Supplied text:
- - - - -
A high frequency band corresponding to the high frequency band signal includes at
least one tile, and one tile includes at least one subband. A quantity of tiles of
the high frequency band parameter that needs to be determined may be given in advance,
or may be obtained from a bitstream.
[0162] Herein, descriptions are further provided by using an example in which a reconstructed
high frequency band signal of a current frame is obtained in one tile based on a location-quantity
parameter of a tonal component and an amplitude parameter of the tonal component.
[0163] Specifically, a location of the tonal component in the current tile is determined
based on a location-quantity parameter of the tonal component in the current tile.
An amplitude or energy corresponding to the location of the tonal component is determined
based on amplitude parameter or energy parameter of the tonal component in the current
tile. The reconstructed high frequency signal is obtained based on the location of
the tonal component in the current tile and the amplitude or energy corresponding
to the location of the tonal component.
[0164] S1050: Obtain a decoded signal of the current frame based on the first low frequency
band signal, the first high frequency band signal, and the second high frequency band
signal of the current frame.
[0165] In this embodiment of this application, before step S840 in the method 800, the adjusting,
based on the information about the tonal component of the high frequency band signal,
a spectrum of a high frequency band signal obtained through bandwidth extension processing,
to obtain an adjusted spectrum of the high frequency band signal, the method may further
include: determining, based on an encoding rate of the current frame, a tile range
in which whether to adjust the spectrum of the high frequency band signal obtained
through bandwidth extension processing needs to be determined.
[0166] It should be understood that, after the range of the tile in which it is determined
whether to perform spectrum adjustment in the current frame is determined, step S840
further needs to be performed. To be specific, in the range of the tile in which it
is determined whether to perform spectrum adjustment in the current frame, it is determined
whether to adjust, based on the information about the tonal component of the high
frequency band signal, the spectrum of the high frequency band signal obtained through
bandwidth extension processing, to obtain the adjusted spectrum of the high frequency
band signal.
[0167] Specifically, the tile in which it is determined whether to adjust the spectrum of
the high frequency band signal obtained through bandwidth extension processing may
also be referred to as a preselected area. After the preselected area is determined,
the spectrum of the high frequency band signal obtained through bandwidth extension
processing is adjusted based on the information about the tonal component of the high
frequency band signal, to obtain the adjusted spectrum of the high frequency band
signal. In the preselected area of the current frame, further determining needs to
be performed based on information about a tonal component in the preselected area
and the foregoing preset value and the foregoing preset condition. If the information
about the tonal component in the preselected area of the current frame meets the preset
value and the preset condition, spectrum adjustment is performed on the preselected
area of the current frame. If the information about the tonal component in the preselected
area of the current frame does not meet the preset value and the preset condition,
spectrum adjustment is not performed on the preselected area of the current frame.
[0168] It should be understood that this step may be performed at any position before step
S840 in the method 800.
- - - - -
Provided records:
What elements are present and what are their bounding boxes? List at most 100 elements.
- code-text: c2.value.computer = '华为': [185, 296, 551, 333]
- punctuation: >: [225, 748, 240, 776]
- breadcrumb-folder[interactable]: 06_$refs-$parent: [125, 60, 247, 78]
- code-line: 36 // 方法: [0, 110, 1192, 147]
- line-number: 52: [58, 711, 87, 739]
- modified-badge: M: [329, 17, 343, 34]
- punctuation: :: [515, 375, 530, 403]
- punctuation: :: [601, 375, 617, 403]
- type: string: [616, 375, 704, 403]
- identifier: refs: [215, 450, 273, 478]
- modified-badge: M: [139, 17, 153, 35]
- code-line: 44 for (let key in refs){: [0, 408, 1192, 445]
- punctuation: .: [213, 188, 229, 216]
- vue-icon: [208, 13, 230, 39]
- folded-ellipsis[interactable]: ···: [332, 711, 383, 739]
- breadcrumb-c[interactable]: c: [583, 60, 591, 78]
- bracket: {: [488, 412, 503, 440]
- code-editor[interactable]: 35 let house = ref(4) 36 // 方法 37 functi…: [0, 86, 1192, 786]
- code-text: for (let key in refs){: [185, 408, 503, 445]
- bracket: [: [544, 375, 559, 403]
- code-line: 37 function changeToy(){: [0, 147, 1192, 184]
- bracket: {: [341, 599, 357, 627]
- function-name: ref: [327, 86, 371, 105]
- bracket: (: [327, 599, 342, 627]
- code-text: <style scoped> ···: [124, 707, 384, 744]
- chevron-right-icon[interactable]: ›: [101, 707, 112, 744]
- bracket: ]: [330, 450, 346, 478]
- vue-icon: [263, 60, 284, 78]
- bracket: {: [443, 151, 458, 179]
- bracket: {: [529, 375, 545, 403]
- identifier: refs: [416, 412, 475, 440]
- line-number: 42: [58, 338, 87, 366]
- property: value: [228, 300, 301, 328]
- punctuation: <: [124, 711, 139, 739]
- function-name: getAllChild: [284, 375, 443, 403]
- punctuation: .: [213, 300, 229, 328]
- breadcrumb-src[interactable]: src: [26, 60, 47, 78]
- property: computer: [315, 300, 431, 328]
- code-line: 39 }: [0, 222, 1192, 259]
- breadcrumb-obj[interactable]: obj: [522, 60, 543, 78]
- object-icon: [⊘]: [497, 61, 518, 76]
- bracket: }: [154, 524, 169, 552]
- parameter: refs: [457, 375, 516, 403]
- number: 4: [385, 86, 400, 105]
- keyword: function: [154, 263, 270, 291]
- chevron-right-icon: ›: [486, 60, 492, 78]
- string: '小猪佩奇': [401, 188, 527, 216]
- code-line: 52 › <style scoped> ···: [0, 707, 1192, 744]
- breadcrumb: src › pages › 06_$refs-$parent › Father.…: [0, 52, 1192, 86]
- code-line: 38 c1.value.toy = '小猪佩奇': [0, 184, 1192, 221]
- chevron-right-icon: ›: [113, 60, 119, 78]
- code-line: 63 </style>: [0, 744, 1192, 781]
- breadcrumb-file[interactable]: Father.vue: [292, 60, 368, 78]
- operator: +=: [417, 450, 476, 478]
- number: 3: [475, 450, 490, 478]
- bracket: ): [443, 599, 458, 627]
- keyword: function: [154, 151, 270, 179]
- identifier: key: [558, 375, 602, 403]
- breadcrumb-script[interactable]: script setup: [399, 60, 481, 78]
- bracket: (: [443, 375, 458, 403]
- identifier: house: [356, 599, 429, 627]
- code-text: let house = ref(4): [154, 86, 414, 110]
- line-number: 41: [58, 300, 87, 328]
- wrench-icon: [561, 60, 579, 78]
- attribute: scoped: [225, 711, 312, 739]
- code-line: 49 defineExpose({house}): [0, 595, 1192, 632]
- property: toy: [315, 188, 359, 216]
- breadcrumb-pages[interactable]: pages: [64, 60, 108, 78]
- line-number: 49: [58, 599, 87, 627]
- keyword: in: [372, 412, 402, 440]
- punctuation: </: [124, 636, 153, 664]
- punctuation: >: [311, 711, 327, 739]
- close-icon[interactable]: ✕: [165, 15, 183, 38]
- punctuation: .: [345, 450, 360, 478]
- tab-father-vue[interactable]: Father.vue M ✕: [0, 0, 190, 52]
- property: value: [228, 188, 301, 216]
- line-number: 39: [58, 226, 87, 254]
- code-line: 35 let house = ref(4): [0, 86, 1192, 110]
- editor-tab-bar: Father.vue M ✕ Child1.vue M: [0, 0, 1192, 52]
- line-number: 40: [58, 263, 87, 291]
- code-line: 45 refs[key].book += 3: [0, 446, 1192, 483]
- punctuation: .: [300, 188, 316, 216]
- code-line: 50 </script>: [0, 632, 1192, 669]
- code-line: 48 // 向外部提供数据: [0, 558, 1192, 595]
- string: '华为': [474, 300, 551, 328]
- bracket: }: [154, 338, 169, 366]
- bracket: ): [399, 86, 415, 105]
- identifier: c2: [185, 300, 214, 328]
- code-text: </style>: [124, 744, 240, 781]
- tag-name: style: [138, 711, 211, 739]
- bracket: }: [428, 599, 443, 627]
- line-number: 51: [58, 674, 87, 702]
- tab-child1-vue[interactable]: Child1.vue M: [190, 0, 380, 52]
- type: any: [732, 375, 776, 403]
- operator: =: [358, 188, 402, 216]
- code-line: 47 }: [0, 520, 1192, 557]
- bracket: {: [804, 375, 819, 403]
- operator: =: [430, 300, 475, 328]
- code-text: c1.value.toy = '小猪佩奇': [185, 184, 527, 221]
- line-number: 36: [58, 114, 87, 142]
- - - - -
Set task A: In the bandwidth extension excerpt, rewrite the paragraph beginning "Specifically, a location of the tonal component" as a short bulleted list that keeps its main facts.
Set task B: According to the bandwidth extension excerpt, what else may the tile be called in which it is determined whether to adjust the spectrum of the high frequency band signal obtained through bandwidth extension processing?
Set task C: Retype the bandwidth extension excerpt from "[0163] Specifically, a" up to and including "signal of the current frame.".

Task response A:
- The location of the tonal component in the current tile is determined from that tile's location-quantity parameter of the tonal component.
- The amplitude or energy at that location is determined from the tile's amplitude parameter or energy parameter of the tonal component.
- The reconstructed high frequency signal is obtained from the tonal component's location and the amplitude or energy at that location.

Task response B: A preselected area.

Task response C:
[0163] Specifically, a location of the tonal component in the current tile is determined
based on a location-quantity parameter of the tonal component in the current tile.
An amplitude or energy corresponding to the location of the tonal component is determined
based on amplitude parameter or energy parameter of the tonal component in the current
tile. The reconstructed high frequency signal is obtained based on the location of
the tonal component in the current tile and the amplitude or energy corresponding
to the location of the tonal component.
[0164] S1050: Obtain a decoded signal of the current frame based on the first low frequency
band signal, the first high frequency band signal, and the second high frequency band
signal of the current frame.